— begin Data lines —

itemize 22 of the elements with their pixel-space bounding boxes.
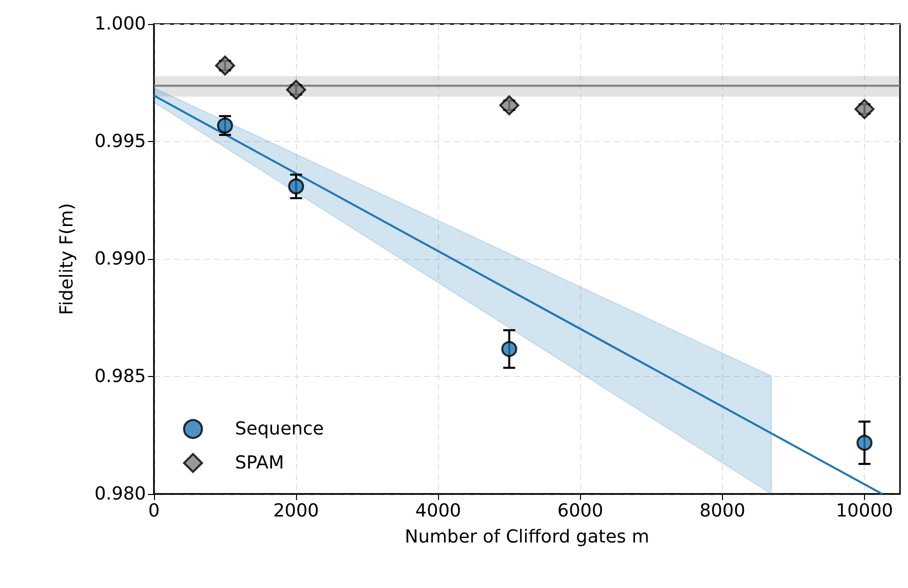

— end Data lines —
— begin Data lines —

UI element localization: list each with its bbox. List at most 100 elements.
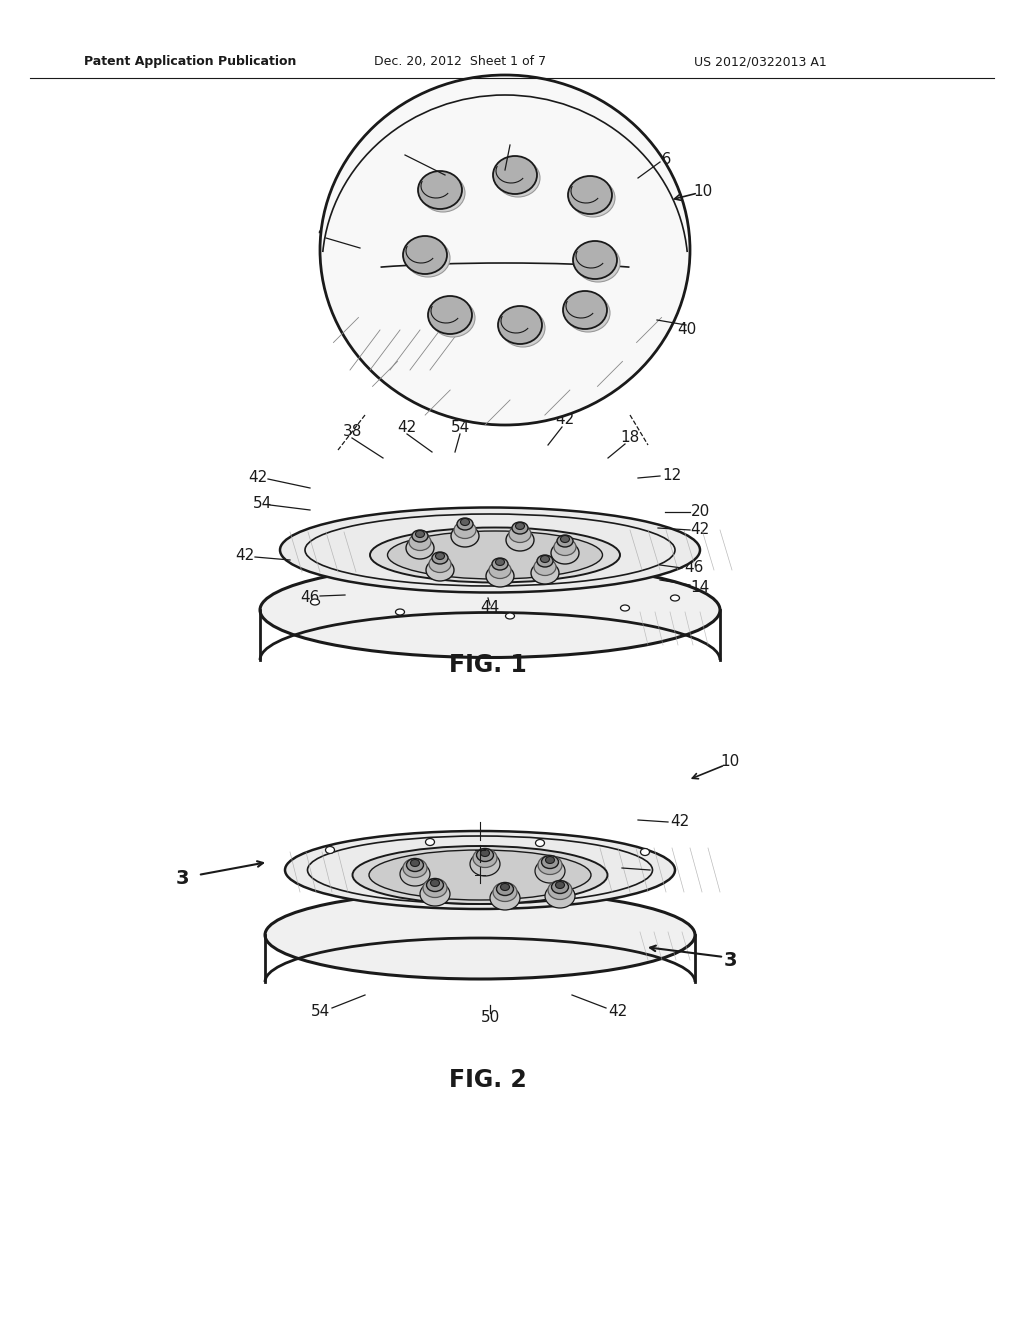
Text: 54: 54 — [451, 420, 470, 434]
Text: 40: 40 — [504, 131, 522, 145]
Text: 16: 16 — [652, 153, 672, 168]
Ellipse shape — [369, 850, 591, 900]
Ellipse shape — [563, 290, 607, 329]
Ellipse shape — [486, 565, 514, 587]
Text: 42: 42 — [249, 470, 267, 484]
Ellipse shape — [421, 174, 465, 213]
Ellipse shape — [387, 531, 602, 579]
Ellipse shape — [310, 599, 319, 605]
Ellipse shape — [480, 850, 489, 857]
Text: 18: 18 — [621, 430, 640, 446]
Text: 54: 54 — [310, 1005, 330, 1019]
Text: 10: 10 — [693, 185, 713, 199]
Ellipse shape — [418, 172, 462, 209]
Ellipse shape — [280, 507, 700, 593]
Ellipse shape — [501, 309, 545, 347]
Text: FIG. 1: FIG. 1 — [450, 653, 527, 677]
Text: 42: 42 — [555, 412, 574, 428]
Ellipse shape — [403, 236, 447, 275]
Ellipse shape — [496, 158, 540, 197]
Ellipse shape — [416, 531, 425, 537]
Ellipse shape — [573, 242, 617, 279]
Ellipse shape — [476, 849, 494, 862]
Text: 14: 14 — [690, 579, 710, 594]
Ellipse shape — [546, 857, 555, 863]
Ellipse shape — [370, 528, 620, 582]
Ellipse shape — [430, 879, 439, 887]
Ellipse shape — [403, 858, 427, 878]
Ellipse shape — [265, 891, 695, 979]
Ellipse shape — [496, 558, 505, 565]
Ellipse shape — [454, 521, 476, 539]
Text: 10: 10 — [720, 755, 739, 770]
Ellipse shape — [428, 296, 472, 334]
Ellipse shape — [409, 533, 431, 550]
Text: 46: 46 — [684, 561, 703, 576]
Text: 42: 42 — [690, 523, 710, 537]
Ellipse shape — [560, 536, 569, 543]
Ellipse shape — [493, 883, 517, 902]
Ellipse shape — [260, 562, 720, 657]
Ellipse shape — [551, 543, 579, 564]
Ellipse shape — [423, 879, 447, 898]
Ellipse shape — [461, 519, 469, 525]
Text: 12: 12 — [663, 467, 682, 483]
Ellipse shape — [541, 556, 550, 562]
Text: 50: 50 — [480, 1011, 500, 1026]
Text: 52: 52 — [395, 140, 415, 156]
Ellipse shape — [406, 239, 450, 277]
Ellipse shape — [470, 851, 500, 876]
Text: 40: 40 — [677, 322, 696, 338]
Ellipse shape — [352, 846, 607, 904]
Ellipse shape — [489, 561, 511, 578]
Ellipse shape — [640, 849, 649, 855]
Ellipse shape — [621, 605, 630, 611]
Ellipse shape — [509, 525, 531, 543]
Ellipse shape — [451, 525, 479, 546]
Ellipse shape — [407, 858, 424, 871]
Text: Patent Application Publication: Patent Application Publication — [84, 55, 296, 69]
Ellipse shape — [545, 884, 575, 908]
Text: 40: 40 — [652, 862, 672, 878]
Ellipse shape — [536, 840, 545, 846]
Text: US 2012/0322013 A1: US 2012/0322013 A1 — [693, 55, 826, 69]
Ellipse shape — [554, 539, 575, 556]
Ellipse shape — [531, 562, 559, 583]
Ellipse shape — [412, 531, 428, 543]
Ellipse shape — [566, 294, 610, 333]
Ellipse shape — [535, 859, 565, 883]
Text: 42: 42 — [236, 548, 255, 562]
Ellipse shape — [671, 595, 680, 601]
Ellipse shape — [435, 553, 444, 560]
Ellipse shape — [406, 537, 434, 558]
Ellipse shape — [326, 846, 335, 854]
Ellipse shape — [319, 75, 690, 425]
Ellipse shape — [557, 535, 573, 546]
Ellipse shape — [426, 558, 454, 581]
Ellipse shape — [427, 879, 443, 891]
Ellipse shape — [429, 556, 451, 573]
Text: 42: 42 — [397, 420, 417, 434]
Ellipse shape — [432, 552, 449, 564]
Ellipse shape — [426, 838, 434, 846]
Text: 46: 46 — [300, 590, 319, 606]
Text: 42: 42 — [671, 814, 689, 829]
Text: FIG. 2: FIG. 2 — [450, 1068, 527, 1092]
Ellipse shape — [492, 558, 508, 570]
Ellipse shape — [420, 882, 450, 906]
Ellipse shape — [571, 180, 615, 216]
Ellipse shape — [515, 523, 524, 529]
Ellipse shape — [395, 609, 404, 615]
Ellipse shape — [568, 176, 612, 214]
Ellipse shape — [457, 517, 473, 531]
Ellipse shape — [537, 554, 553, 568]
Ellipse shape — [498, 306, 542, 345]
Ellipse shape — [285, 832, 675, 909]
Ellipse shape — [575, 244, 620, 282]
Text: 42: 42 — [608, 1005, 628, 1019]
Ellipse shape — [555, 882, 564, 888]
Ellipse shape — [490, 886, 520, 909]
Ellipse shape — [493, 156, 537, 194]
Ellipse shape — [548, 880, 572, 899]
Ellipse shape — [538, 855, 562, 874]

— end Data lines —

- The problem -
Could you edit the listing's stretch from the line containing "UI element localization: list" through the line containing "Ellipse shape — [352, 846, 607, 904]", replacing "Ellipse shape" with "Oval shape" and keeping everything else unchanged? Leave the pictures out of your answer.

- Result -
UI element localization: list each with its bbox. List at most 100 elements.
Text: 54: 54 — [451, 420, 470, 434]
Text: 40: 40 — [504, 131, 522, 145]
Text: 16: 16 — [652, 153, 672, 168]
Oval shape — [369, 850, 591, 900]
Oval shape — [563, 290, 607, 329]
Oval shape — [486, 565, 514, 587]
Text: 42: 42 — [249, 470, 267, 484]
Oval shape — [421, 174, 465, 213]
Oval shape — [387, 531, 602, 579]
Oval shape — [310, 599, 319, 605]
Oval shape — [480, 850, 489, 857]
Text: 18: 18 — [621, 430, 640, 446]
Text: 54: 54 — [310, 1005, 330, 1019]
Text: 10: 10 — [693, 185, 713, 199]
Oval shape — [418, 172, 462, 209]
Oval shape — [280, 507, 700, 593]
Oval shape — [501, 309, 545, 347]
Text: FIG. 1: FIG. 1 — [450, 653, 527, 677]
Text: 42: 42 — [555, 412, 574, 428]
Oval shape — [403, 236, 447, 275]
Oval shape — [496, 158, 540, 197]
Oval shape — [416, 531, 425, 537]
Oval shape — [573, 242, 617, 279]
Oval shape — [476, 849, 494, 862]
Text: 14: 14 — [690, 579, 710, 594]
Oval shape — [546, 857, 555, 863]
Oval shape — [370, 528, 620, 582]
Oval shape — [430, 879, 439, 887]
Oval shape — [403, 858, 427, 878]
Oval shape — [265, 891, 695, 979]
Oval shape — [496, 558, 505, 565]
Oval shape — [454, 521, 476, 539]
Text: 10: 10 — [720, 755, 739, 770]
Oval shape — [428, 296, 472, 334]
Oval shape — [409, 533, 431, 550]
Text: 46: 46 — [684, 561, 703, 576]
Text: 42: 42 — [690, 523, 710, 537]
Oval shape — [560, 536, 569, 543]
Oval shape — [493, 883, 517, 902]
Oval shape — [260, 562, 720, 657]
Oval shape — [551, 543, 579, 564]
Oval shape — [423, 879, 447, 898]
Oval shape — [461, 519, 469, 525]
Text: 12: 12 — [663, 467, 682, 483]
Oval shape — [541, 556, 550, 562]
Text: 50: 50 — [480, 1011, 500, 1026]
Text: 52: 52 — [395, 140, 415, 156]
Oval shape — [406, 239, 450, 277]
Oval shape — [470, 851, 500, 876]
Text: 40: 40 — [677, 322, 696, 338]
Oval shape — [352, 846, 607, 904]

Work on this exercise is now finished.